>>
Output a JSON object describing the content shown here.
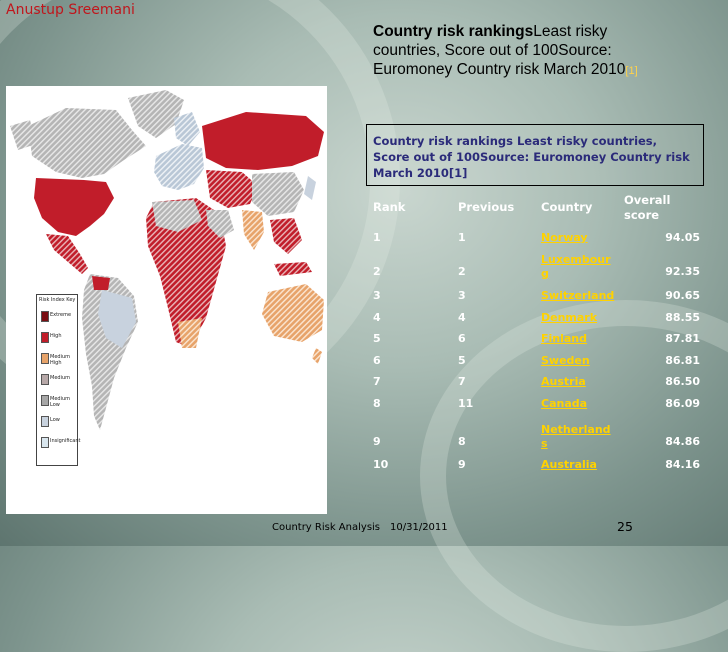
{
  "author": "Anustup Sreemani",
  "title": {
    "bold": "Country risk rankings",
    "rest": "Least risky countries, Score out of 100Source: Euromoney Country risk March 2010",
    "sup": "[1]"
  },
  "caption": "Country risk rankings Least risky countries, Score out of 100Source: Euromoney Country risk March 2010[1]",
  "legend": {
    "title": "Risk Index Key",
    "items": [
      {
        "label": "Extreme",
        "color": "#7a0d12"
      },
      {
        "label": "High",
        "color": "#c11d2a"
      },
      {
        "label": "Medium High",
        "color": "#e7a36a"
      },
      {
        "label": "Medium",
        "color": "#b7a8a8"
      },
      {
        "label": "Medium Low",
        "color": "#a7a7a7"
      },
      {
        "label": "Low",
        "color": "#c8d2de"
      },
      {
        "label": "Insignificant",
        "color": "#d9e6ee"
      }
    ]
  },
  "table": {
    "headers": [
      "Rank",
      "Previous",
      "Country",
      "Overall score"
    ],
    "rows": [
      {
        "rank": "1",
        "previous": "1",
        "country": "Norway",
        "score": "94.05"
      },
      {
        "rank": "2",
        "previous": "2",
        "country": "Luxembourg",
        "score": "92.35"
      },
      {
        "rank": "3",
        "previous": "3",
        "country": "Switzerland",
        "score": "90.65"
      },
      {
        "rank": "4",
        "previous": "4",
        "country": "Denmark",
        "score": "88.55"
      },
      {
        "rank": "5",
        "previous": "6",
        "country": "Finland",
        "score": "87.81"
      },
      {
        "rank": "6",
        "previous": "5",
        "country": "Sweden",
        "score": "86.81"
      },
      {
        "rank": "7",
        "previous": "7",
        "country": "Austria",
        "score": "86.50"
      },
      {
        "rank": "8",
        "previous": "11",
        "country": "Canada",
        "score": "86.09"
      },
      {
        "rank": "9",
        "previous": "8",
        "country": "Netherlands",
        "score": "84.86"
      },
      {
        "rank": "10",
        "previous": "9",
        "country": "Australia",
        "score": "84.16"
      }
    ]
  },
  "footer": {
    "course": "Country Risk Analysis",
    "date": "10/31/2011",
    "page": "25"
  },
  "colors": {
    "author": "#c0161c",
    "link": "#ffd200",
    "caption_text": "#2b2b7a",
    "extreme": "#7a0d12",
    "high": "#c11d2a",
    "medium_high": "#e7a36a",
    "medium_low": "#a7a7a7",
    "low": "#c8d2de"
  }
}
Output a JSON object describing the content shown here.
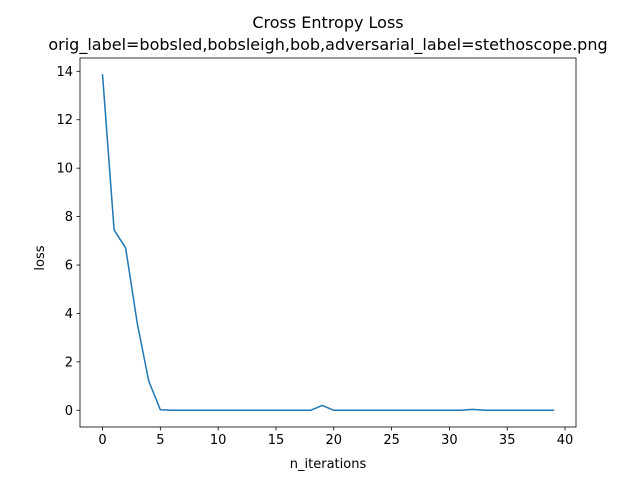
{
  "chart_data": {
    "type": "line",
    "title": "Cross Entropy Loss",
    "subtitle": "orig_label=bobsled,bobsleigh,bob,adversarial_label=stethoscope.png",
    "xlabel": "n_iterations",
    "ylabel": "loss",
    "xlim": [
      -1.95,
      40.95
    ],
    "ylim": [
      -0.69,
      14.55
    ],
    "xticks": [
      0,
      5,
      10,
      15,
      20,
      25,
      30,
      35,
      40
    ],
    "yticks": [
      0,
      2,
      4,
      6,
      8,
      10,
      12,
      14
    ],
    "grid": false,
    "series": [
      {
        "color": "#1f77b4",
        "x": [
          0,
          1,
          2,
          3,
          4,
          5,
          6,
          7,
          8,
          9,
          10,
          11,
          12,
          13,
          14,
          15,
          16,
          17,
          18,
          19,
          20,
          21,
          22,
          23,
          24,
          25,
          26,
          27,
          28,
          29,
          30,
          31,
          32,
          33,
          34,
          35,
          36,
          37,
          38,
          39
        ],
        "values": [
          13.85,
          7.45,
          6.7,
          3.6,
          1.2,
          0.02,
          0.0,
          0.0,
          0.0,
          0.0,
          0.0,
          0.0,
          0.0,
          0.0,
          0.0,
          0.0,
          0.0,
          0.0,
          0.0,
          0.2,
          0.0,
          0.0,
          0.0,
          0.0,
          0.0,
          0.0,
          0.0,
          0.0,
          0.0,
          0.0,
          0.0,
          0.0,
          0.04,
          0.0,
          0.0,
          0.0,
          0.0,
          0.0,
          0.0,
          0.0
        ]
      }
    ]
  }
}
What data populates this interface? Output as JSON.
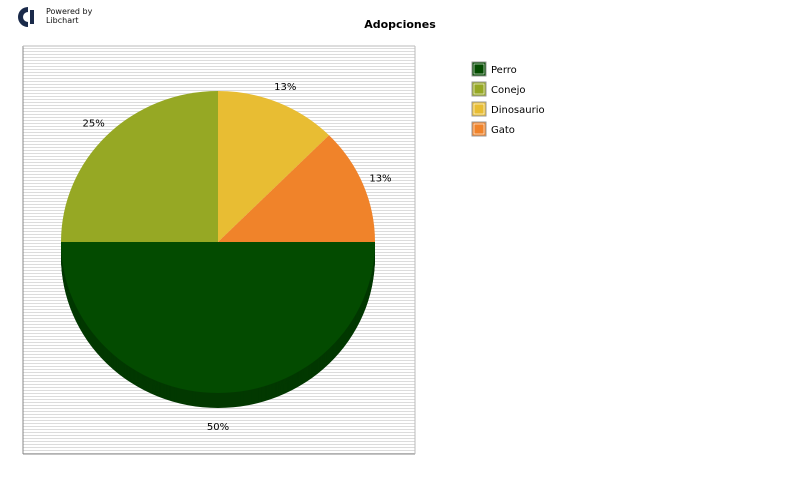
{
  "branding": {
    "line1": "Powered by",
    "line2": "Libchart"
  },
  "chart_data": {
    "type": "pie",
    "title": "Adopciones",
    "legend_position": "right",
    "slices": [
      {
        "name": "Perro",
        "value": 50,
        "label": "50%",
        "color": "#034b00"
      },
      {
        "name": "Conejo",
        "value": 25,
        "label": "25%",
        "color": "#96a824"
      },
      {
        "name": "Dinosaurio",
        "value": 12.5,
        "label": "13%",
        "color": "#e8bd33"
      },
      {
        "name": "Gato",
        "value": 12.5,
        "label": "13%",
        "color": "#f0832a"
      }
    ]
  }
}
<<
**Written problem**
Return the number of lines that include the word "author", and nothing else.

**Full response**
2